▶ [TO DO] Rewrite the lines below as a numbered list, leaving out any blank lines.
##############################
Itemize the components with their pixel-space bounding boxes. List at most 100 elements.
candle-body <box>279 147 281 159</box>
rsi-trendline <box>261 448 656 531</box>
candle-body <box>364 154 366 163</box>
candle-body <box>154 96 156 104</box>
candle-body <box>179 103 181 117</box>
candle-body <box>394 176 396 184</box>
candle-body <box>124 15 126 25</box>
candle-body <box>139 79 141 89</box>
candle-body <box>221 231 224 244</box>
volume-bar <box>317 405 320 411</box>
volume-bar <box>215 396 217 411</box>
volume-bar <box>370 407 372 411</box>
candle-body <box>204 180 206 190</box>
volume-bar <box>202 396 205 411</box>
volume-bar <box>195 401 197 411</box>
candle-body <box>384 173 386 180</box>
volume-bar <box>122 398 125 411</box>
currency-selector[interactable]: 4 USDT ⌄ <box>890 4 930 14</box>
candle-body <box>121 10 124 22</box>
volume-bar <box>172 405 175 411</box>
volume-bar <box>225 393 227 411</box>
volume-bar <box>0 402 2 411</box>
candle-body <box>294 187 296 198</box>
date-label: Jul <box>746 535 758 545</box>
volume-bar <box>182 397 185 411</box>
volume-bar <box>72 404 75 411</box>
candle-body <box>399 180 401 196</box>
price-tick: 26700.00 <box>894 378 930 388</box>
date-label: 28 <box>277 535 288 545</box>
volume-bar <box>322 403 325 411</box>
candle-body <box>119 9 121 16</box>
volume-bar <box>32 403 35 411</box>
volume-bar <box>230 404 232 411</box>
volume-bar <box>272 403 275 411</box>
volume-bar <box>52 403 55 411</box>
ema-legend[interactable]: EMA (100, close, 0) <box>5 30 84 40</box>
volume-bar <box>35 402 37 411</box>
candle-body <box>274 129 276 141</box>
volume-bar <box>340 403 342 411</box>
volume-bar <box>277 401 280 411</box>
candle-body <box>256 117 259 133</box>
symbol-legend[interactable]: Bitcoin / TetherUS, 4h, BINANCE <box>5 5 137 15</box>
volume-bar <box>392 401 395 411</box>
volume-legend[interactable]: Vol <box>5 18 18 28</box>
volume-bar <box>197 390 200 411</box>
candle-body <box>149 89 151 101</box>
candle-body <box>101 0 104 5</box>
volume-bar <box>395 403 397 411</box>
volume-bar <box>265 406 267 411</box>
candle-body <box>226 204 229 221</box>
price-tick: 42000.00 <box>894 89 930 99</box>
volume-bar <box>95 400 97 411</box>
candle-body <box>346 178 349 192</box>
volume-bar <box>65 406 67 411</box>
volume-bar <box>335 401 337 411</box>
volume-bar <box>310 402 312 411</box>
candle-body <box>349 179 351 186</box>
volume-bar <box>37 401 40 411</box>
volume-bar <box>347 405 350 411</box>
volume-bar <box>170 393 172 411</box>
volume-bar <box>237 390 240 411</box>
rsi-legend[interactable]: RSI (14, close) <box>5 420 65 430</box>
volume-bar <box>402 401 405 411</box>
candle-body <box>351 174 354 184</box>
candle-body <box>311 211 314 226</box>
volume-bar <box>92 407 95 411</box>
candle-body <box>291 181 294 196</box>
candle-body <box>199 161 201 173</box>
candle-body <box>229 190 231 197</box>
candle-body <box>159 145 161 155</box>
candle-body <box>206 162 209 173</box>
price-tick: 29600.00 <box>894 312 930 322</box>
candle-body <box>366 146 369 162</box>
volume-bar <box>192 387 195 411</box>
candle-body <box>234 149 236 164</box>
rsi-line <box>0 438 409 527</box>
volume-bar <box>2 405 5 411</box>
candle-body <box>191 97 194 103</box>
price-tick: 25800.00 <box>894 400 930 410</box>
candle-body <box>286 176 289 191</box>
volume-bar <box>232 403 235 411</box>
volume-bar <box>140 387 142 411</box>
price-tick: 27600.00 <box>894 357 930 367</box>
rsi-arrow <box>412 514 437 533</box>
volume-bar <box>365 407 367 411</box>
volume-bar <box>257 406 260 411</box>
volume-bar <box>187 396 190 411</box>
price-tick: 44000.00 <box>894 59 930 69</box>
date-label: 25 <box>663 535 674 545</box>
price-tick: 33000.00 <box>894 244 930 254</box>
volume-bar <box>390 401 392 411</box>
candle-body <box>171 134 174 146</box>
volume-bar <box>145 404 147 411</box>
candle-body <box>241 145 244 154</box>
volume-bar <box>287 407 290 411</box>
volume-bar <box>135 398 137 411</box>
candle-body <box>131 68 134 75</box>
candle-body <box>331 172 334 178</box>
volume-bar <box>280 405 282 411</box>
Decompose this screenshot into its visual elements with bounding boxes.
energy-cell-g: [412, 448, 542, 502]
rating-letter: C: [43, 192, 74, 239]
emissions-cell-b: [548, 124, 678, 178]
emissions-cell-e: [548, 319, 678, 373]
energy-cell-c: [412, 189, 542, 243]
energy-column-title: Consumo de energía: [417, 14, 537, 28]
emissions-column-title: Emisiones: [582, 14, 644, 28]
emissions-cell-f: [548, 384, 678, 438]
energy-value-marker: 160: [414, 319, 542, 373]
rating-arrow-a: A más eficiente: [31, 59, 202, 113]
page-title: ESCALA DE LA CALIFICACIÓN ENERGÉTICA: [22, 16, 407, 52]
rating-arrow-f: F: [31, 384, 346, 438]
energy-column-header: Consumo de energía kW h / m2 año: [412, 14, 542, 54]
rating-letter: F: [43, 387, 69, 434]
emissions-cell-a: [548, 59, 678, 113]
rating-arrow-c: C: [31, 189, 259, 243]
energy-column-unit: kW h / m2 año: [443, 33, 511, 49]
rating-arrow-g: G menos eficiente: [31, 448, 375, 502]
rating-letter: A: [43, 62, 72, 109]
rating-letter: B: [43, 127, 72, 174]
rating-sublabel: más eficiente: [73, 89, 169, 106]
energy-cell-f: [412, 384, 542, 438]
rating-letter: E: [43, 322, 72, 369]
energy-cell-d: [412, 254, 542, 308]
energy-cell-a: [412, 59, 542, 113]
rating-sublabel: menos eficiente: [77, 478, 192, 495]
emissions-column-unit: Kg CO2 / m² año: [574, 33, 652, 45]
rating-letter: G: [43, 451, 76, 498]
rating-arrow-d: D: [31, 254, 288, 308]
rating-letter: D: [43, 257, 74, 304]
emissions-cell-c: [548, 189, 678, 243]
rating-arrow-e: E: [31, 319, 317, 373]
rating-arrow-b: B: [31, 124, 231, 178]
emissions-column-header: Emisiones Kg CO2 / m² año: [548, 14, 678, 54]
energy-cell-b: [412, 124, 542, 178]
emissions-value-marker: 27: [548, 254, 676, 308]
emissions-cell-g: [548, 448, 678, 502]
##############################
▶ [RESPONSE BELOW]
1. Itemize the components with their pixel-space bounding boxes. List at most 100 elements.
2. candle-body <box>279 147 281 159</box>
3. rsi-trendline <box>261 448 656 531</box>
4. candle-body <box>364 154 366 163</box>
5. candle-body <box>154 96 156 104</box>
6. candle-body <box>179 103 181 117</box>
7. candle-body <box>394 176 396 184</box>
8. candle-body <box>124 15 126 25</box>
9. candle-body <box>139 79 141 89</box>
10. candle-body <box>221 231 224 244</box>
11. volume-bar <box>317 405 320 411</box>
12. volume-bar <box>215 396 217 411</box>
13. volume-bar <box>370 407 372 411</box>
14. candle-body <box>204 180 206 190</box>
15. volume-bar <box>202 396 205 411</box>
16. volume-bar <box>195 401 197 411</box>
17. candle-body <box>384 173 386 180</box>
18. volume-bar <box>122 398 125 411</box>
19. currency-selector[interactable]: 4 USDT ⌄ <box>890 4 930 14</box>
20. candle-body <box>121 10 124 22</box>
21. volume-bar <box>172 405 175 411</box>
22. volume-bar <box>225 393 227 411</box>
23. volume-bar <box>0 402 2 411</box>
24. candle-body <box>294 187 296 198</box>
25. date-label: Jul <box>746 535 758 545</box>
26. volume-bar <box>182 397 185 411</box>
27. volume-bar <box>72 404 75 411</box>
28. candle-body <box>399 180 401 196</box>
29. price-tick: 26700.00 <box>894 378 930 388</box>
30. date-label: 28 <box>277 535 288 545</box>
31. volume-bar <box>322 403 325 411</box>
32. candle-body <box>119 9 121 16</box>
33. volume-bar <box>32 403 35 411</box>
34. volume-bar <box>230 404 232 411</box>
35. volume-bar <box>272 403 275 411</box>
36. volume-bar <box>52 403 55 411</box>
37. ema-legend[interactable]: EMA (100, close, 0) <box>5 30 84 40</box>
38. volume-bar <box>35 402 37 411</box>
39. candle-body <box>274 129 276 141</box>
40. volume-bar <box>340 403 342 411</box>
41. volume-bar <box>277 401 280 411</box>
42. candle-body <box>256 117 259 133</box>
43. symbol-legend[interactable]: Bitcoin / TetherUS, 4h, BINANCE <box>5 5 137 15</box>
44. volume-bar <box>392 401 395 411</box>
45. volume-legend[interactable]: Vol <box>5 18 18 28</box>
46. volume-bar <box>197 390 200 411</box>
47. candle-body <box>149 89 151 101</box>
48. candle-body <box>101 0 104 5</box>
49. volume-bar <box>395 403 397 411</box>
50. volume-bar <box>265 406 267 411</box>
51. candle-body <box>226 204 229 221</box>
52. price-tick: 42000.00 <box>894 89 930 99</box>
53. volume-bar <box>95 400 97 411</box>
54. candle-body <box>346 178 349 192</box>
55. volume-bar <box>65 406 67 411</box>
56. volume-bar <box>335 401 337 411</box>
57. volume-bar <box>310 402 312 411</box>
58. candle-body <box>349 179 351 186</box>
59. volume-bar <box>37 401 40 411</box>
60. volume-bar <box>347 405 350 411</box>
61. volume-bar <box>170 393 172 411</box>
62. volume-bar <box>237 390 240 411</box>
63. rsi-legend[interactable]: RSI (14, close) <box>5 420 65 430</box>
64. volume-bar <box>402 401 405 411</box>
65. candle-body <box>351 174 354 184</box>
66. candle-body <box>311 211 314 226</box>
67. volume-bar <box>92 407 95 411</box>
68. candle-body <box>291 181 294 196</box>
69. candle-body <box>199 161 201 173</box>
70. candle-body <box>229 190 231 197</box>
71. candle-body <box>159 145 161 155</box>
72. candle-body <box>206 162 209 173</box>
73. price-tick: 29600.00 <box>894 312 930 322</box>
74. candle-body <box>366 146 369 162</box>
75. volume-bar <box>192 387 195 411</box>
76. candle-body <box>234 149 236 164</box>
77. rsi-line <box>0 438 409 527</box>
78. volume-bar <box>2 405 5 411</box>
79. candle-body <box>191 97 194 103</box>
80. price-tick: 25800.00 <box>894 400 930 410</box>
81. candle-body <box>286 176 289 191</box>
82. volume-bar <box>232 403 235 411</box>
83. volume-bar <box>140 387 142 411</box>
84. price-tick: 27600.00 <box>894 357 930 367</box>
85. rsi-arrow <box>412 514 437 533</box>
86. volume-bar <box>365 407 367 411</box>
87. volume-bar <box>257 406 260 411</box>
88. volume-bar <box>187 396 190 411</box>
89. price-tick: 44000.00 <box>894 59 930 69</box>
90. date-label: 25 <box>663 535 674 545</box>
91. price-tick: 33000.00 <box>894 244 930 254</box>
92. volume-bar <box>390 401 392 411</box>
93. candle-body <box>171 134 174 146</box>
94. volume-bar <box>145 404 147 411</box>
95. candle-body <box>241 145 244 154</box>
96. volume-bar <box>287 407 290 411</box>
97. volume-bar <box>135 398 137 411</box>
98. candle-body <box>131 68 134 75</box>
99. candle-body <box>331 172 334 178</box>
100. volume-bar <box>280 405 282 411</box>
101. Decompose this screenshot into its visual elements with bounding boxes.
102. energy-cell-g: [412, 448, 542, 502]
103. rating-letter: C: [43, 192, 74, 239]
104. emissions-cell-b: [548, 124, 678, 178]
105. emissions-cell-e: [548, 319, 678, 373]
106. energy-cell-c: [412, 189, 542, 243]
107. energy-column-title: Consumo de energía: [417, 14, 537, 28]
108. emissions-column-title: Emisiones: [582, 14, 644, 28]
109. emissions-cell-f: [548, 384, 678, 438]
110. energy-value-marker: 160: [414, 319, 542, 373]
111. rating-arrow-a: A más eficiente: [31, 59, 202, 113]
112. page-title: ESCALA DE LA CALIFICACIÓN ENERGÉTICA: [22, 16, 407, 52]
113. rating-arrow-f: F: [31, 384, 346, 438]
114. energy-column-header: Consumo de energía kW h / m2 año: [412, 14, 542, 54]
115. rating-letter: F: [43, 387, 69, 434]
116. emissions-cell-a: [548, 59, 678, 113]
117. rating-arrow-c: C: [31, 189, 259, 243]
118. energy-column-unit: kW h / m2 año: [443, 33, 511, 49]
119. rating-arrow-g: G menos eficiente: [31, 448, 375, 502]
120. rating-letter: A: [43, 62, 72, 109]
121. rating-letter: B: [43, 127, 72, 174]
122. rating-sublabel: más eficiente: [73, 89, 169, 106]
123. energy-cell-f: [412, 384, 542, 438]
124. rating-letter: E: [43, 322, 72, 369]
125. energy-cell-d: [412, 254, 542, 308]
126. energy-cell-a: [412, 59, 542, 113]
127. rating-sublabel: menos eficiente: [77, 478, 192, 495]
128. emissions-column-unit: Kg CO2 / m² año: [574, 33, 652, 45]
129. rating-letter: G: [43, 451, 76, 498]
130. rating-arrow-d: D: [31, 254, 288, 308]
131. rating-letter: D: [43, 257, 74, 304]
132. emissions-cell-c: [548, 189, 678, 243]
133. rating-arrow-e: E: [31, 319, 317, 373]
134. rating-arrow-b: B: [31, 124, 231, 178]
135. emissions-column-header: Emisiones Kg CO2 / m² año: [548, 14, 678, 54]
136. energy-cell-b: [412, 124, 542, 178]
137. emissions-value-marker: 27: [548, 254, 676, 308]
138. emissions-cell-g: [548, 448, 678, 502]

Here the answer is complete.